**THE EXERCISE:** Find the lines holding "Tous" and copy them.

━━━ GIVEN RECORDS

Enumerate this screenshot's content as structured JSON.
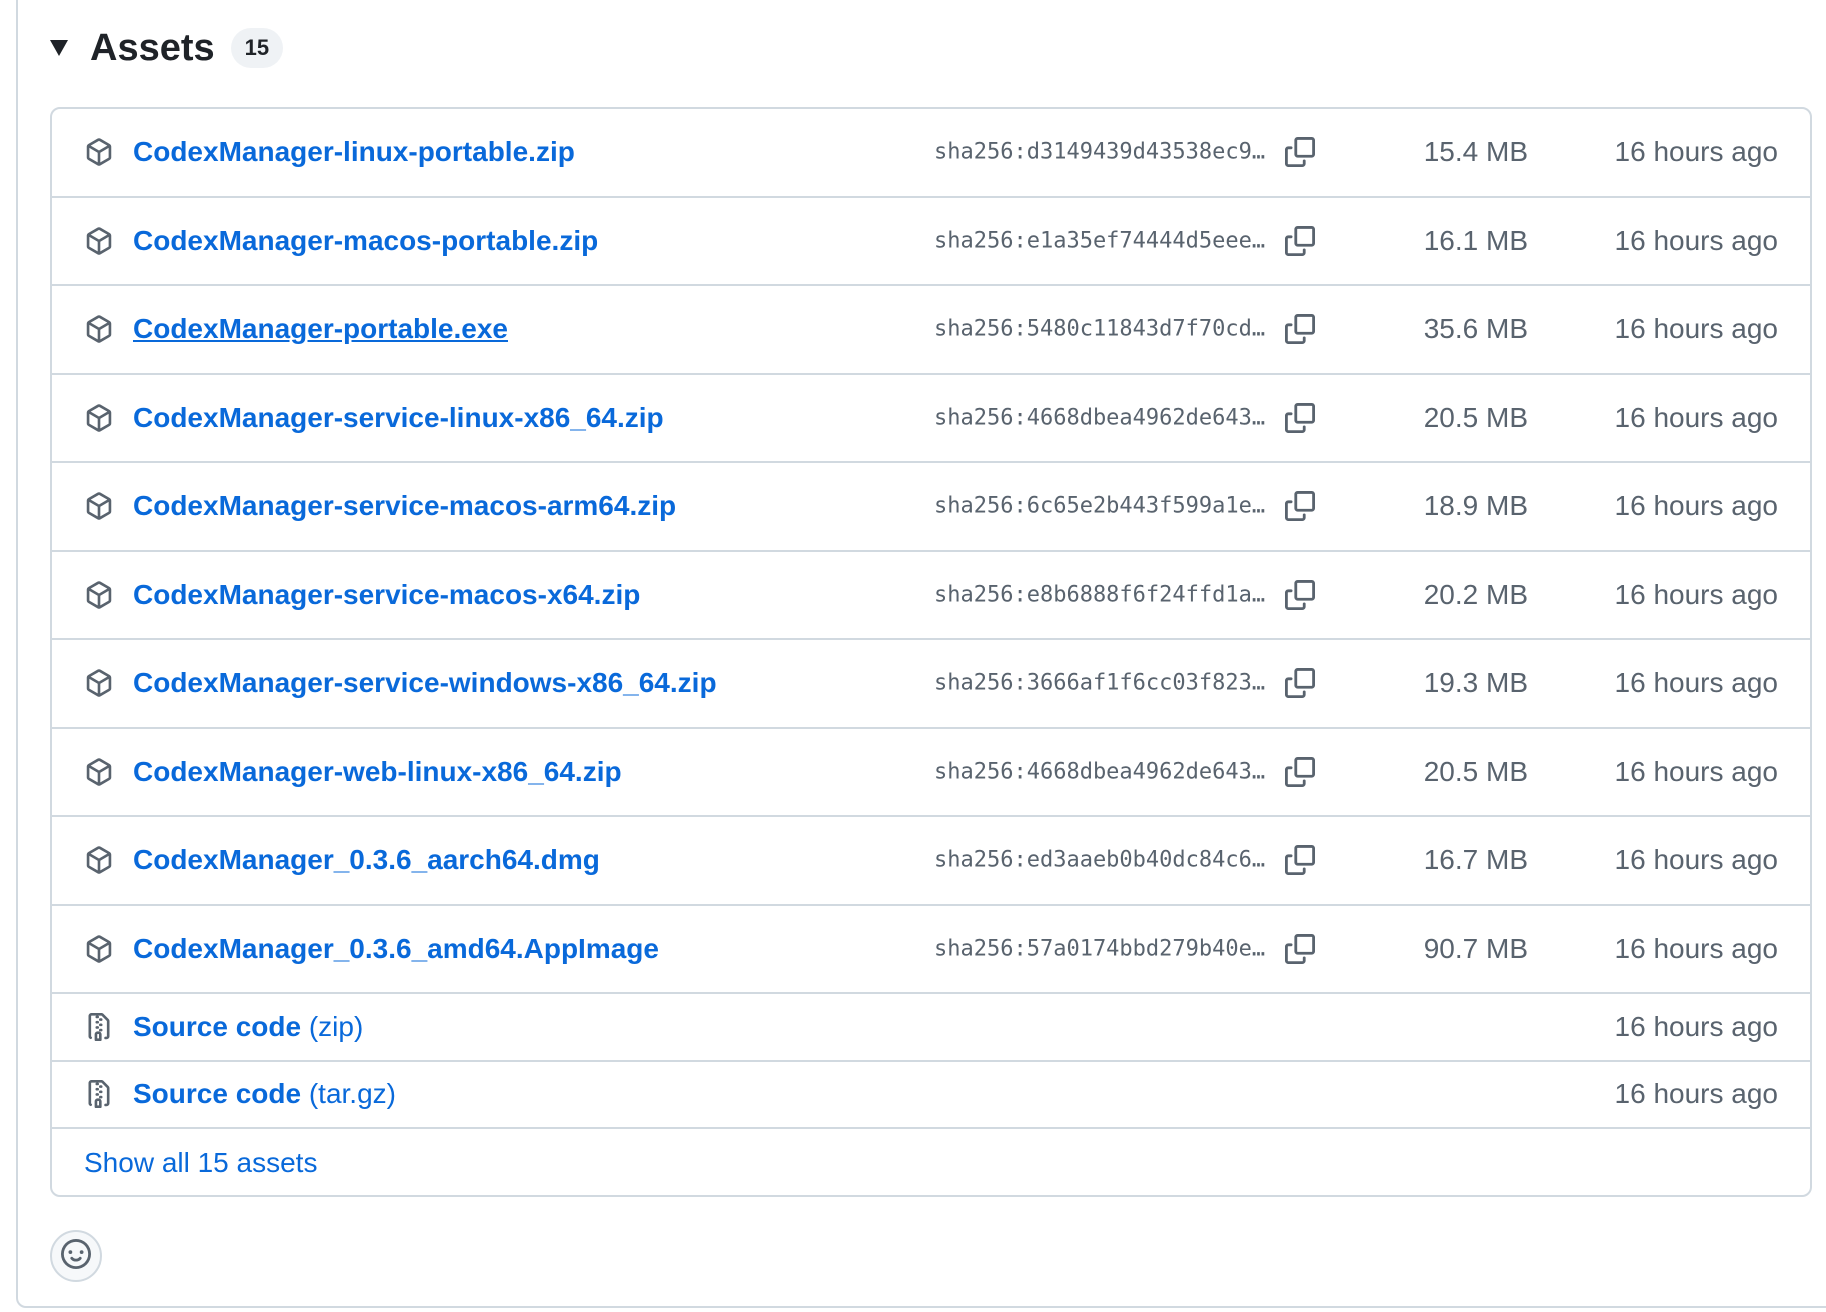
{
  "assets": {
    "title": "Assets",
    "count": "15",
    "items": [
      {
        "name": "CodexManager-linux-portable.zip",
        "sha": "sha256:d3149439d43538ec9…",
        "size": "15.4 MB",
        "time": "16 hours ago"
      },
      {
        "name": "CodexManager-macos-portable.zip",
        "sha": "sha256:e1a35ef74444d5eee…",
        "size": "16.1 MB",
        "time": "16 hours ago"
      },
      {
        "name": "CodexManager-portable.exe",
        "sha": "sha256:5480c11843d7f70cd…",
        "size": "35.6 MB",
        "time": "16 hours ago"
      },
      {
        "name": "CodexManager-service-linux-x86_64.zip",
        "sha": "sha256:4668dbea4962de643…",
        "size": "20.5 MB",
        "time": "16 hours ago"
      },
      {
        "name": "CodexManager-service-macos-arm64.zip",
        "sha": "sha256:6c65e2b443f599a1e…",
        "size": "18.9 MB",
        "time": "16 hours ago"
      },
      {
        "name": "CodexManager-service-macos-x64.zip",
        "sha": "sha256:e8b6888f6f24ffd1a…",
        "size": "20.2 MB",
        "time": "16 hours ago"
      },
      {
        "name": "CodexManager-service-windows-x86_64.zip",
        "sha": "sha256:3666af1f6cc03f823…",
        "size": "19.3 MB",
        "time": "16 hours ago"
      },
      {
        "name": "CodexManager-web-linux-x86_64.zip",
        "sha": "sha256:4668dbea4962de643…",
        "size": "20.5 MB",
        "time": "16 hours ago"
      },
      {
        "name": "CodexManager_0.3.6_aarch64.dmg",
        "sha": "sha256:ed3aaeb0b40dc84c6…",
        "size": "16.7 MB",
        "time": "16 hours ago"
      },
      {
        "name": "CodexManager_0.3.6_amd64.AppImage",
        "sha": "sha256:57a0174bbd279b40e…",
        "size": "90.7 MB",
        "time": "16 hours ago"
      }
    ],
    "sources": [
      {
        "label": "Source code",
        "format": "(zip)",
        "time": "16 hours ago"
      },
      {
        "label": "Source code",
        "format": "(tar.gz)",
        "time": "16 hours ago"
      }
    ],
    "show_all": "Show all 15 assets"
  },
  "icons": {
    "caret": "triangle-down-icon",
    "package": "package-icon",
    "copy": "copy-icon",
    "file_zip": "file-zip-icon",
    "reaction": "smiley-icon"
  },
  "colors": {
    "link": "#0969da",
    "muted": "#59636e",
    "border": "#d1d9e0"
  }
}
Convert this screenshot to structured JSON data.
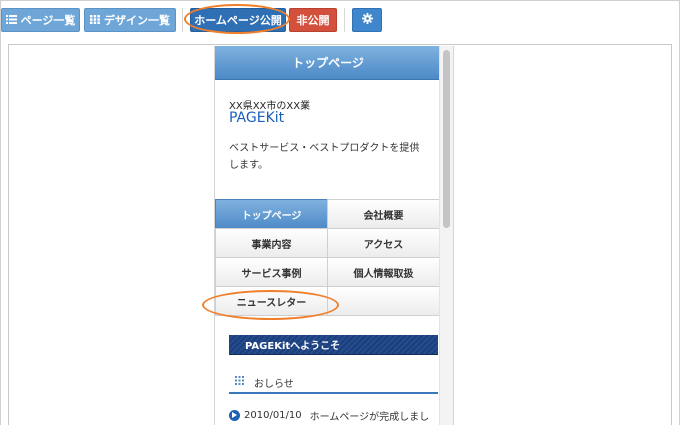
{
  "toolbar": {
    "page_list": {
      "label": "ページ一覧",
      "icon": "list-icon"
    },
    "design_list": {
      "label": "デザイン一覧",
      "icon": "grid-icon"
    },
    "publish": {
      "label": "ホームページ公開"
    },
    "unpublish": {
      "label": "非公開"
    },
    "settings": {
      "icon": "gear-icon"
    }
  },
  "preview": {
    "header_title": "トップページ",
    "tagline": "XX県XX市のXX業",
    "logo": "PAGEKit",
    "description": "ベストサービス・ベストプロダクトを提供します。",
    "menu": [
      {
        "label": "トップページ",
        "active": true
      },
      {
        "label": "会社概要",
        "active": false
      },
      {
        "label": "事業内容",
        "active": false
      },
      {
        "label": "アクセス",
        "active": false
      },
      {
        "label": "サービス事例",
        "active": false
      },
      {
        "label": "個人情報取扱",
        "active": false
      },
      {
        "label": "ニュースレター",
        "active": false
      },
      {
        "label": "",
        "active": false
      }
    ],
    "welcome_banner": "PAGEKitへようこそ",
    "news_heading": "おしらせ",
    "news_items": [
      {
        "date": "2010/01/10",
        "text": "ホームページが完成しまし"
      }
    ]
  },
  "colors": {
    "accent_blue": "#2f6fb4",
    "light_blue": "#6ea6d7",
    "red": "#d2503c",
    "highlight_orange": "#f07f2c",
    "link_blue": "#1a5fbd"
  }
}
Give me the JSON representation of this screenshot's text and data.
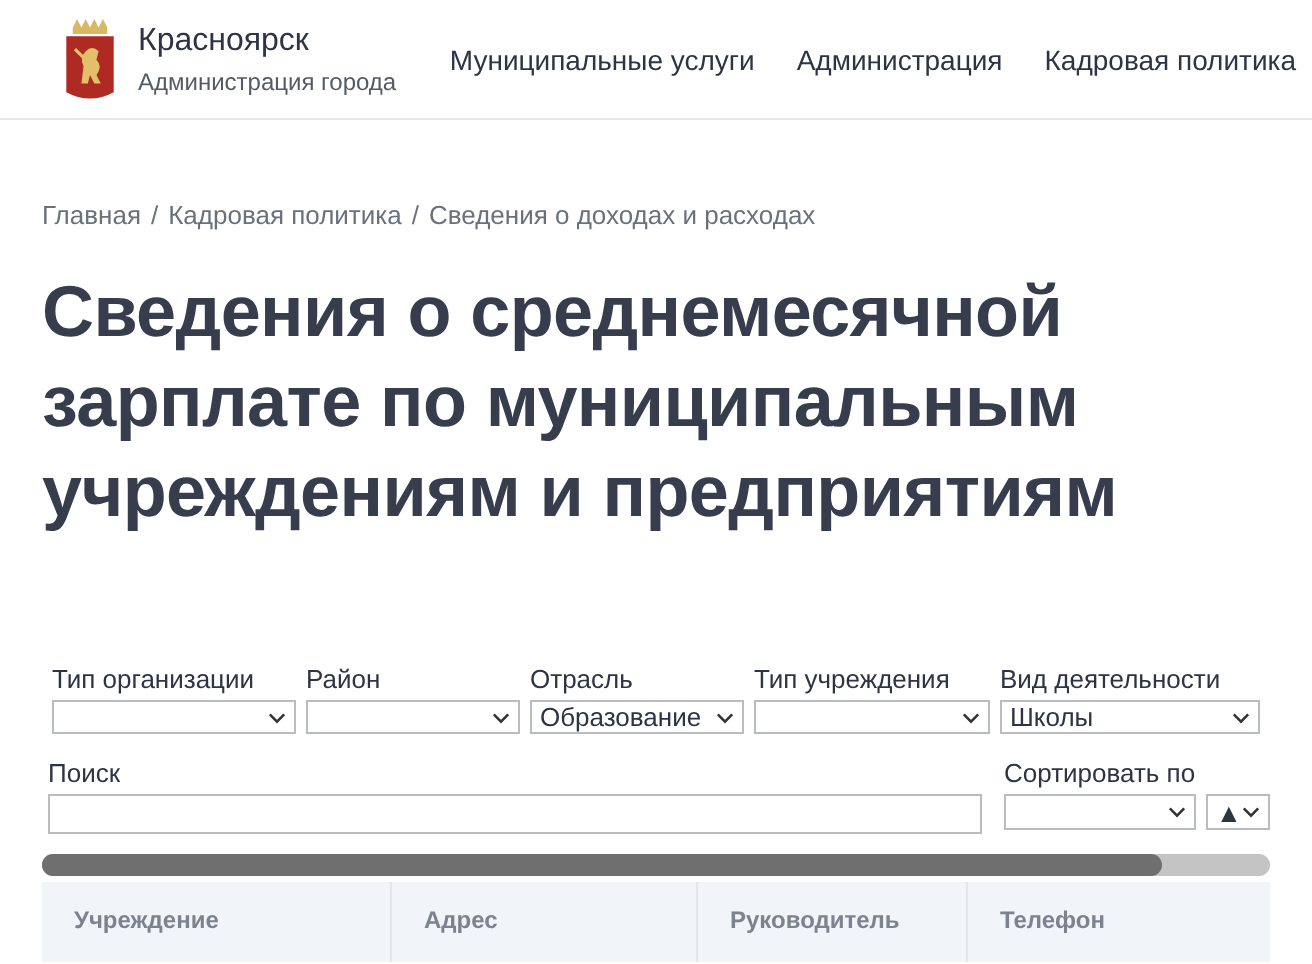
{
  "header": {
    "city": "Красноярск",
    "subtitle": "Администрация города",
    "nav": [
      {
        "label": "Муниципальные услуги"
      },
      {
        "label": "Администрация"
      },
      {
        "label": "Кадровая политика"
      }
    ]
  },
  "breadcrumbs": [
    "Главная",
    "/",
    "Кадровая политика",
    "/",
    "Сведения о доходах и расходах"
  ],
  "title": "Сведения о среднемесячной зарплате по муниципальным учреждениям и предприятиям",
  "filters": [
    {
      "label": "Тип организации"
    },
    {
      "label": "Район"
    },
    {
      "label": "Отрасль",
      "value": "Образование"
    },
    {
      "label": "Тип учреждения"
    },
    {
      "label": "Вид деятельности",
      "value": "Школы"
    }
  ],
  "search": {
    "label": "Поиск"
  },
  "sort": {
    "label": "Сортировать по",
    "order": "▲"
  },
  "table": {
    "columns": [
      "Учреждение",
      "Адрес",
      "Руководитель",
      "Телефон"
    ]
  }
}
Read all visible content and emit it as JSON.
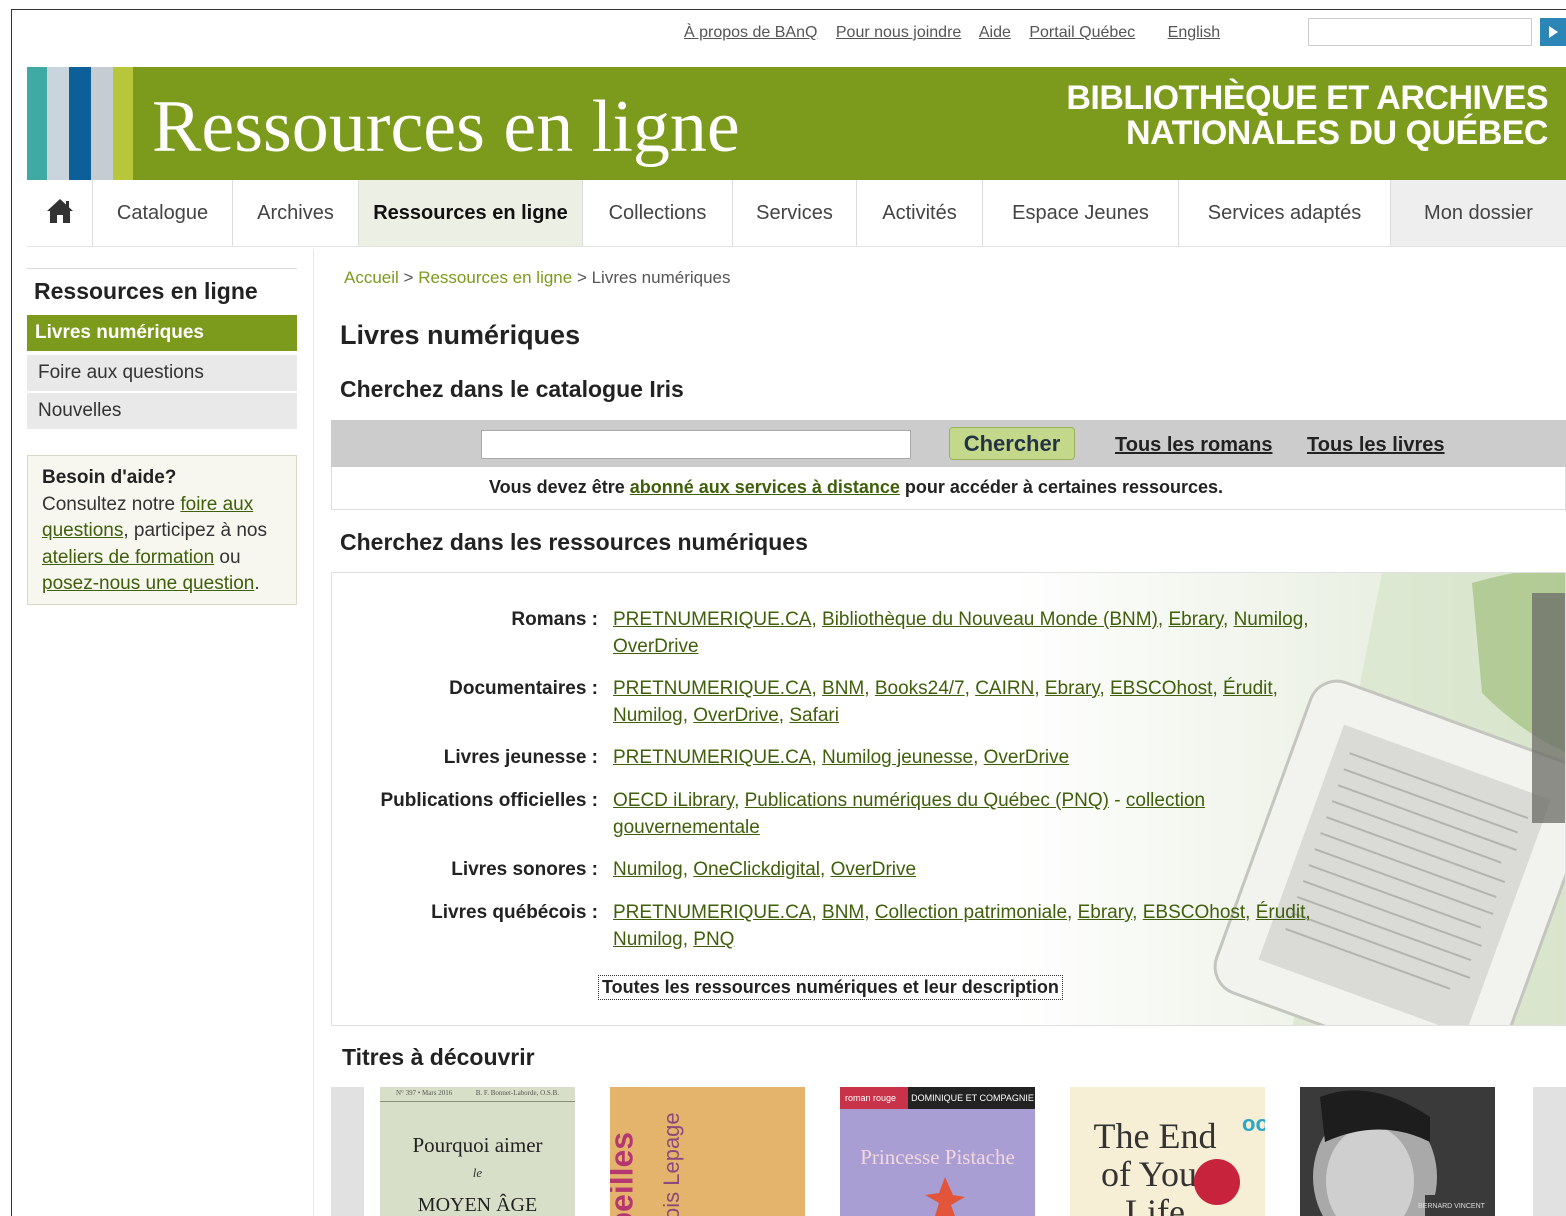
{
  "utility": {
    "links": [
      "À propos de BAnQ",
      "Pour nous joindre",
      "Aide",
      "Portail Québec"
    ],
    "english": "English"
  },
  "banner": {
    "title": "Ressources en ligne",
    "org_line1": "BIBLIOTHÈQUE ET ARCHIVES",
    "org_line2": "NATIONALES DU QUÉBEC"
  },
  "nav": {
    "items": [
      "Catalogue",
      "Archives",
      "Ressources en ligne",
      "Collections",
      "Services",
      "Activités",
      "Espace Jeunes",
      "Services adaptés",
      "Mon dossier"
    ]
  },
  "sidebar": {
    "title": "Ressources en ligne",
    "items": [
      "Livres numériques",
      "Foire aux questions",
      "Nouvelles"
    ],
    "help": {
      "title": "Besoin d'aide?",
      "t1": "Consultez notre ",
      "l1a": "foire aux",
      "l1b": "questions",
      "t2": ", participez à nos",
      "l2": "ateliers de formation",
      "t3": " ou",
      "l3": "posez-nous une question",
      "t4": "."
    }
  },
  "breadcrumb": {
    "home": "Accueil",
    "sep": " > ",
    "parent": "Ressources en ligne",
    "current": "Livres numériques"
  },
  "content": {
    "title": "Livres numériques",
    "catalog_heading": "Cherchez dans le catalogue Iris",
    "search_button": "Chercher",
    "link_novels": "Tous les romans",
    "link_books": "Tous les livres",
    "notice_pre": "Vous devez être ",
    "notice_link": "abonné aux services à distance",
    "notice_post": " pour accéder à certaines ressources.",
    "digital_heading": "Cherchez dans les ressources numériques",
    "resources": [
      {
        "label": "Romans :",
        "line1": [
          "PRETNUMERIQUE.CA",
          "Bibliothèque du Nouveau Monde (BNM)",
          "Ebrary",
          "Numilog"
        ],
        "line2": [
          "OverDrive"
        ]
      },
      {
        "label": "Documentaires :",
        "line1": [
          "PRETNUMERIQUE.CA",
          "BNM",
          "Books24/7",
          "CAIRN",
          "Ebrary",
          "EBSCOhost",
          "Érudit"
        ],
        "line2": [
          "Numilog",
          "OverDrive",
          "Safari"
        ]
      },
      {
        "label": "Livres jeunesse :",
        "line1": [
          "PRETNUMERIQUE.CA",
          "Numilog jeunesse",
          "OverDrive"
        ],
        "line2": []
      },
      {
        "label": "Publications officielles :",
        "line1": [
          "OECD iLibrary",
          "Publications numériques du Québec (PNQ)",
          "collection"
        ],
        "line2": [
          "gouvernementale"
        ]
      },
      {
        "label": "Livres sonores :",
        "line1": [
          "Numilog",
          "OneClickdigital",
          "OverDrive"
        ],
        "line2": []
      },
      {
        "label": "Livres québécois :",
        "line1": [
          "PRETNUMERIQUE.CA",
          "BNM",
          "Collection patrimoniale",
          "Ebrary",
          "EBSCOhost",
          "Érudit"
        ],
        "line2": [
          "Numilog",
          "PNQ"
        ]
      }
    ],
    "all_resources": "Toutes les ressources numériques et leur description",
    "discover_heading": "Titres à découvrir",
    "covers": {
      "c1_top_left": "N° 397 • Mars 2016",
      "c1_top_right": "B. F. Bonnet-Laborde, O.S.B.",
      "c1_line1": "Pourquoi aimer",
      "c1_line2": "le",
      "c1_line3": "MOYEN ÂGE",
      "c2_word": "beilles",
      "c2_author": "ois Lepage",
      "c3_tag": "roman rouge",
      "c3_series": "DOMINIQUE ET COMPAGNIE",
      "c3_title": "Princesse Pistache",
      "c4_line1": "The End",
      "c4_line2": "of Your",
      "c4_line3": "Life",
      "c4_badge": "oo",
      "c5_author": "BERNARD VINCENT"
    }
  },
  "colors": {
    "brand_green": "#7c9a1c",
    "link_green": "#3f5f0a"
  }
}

━━━━━━

**SOLUTION:**
    "link_novels": "Tous les romans",
    "link_books": "Tous les livres",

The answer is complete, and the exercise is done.